§ Aim
How many of the lines here include "JSON"? Answer with a single number.

§ Data items

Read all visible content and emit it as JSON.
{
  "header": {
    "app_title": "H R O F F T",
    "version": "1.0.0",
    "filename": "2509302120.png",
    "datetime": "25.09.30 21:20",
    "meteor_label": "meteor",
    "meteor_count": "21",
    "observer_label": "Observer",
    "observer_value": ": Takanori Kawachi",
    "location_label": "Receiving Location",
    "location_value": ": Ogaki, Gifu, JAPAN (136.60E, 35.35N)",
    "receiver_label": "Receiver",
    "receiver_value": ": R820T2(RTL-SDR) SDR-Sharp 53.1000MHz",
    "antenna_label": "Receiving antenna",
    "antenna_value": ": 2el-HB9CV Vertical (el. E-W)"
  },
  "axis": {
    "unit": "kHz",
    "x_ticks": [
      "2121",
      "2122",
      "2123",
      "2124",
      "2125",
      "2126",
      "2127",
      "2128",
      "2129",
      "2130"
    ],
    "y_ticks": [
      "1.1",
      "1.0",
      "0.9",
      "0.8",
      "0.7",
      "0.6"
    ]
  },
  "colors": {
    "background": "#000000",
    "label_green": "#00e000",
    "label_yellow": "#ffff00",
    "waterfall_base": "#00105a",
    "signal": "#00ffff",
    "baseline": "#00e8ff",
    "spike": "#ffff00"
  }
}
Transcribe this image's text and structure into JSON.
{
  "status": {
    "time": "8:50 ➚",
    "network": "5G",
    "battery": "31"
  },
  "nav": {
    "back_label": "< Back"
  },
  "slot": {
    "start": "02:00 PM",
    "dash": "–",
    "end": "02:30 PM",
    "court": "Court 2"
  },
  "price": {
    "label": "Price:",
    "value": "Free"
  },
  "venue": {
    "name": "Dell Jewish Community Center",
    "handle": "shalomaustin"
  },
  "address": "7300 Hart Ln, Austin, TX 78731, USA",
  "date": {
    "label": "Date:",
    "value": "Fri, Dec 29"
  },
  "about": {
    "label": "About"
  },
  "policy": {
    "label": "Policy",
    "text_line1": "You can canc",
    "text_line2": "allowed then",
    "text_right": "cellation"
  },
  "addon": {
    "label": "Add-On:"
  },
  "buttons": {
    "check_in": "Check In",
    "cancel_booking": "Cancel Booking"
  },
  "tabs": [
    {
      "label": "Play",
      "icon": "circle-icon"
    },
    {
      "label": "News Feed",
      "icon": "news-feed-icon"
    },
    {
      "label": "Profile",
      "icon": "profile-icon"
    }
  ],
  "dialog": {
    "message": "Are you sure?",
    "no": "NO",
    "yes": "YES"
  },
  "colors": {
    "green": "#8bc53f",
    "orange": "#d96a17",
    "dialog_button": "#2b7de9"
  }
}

§ Result of the task
2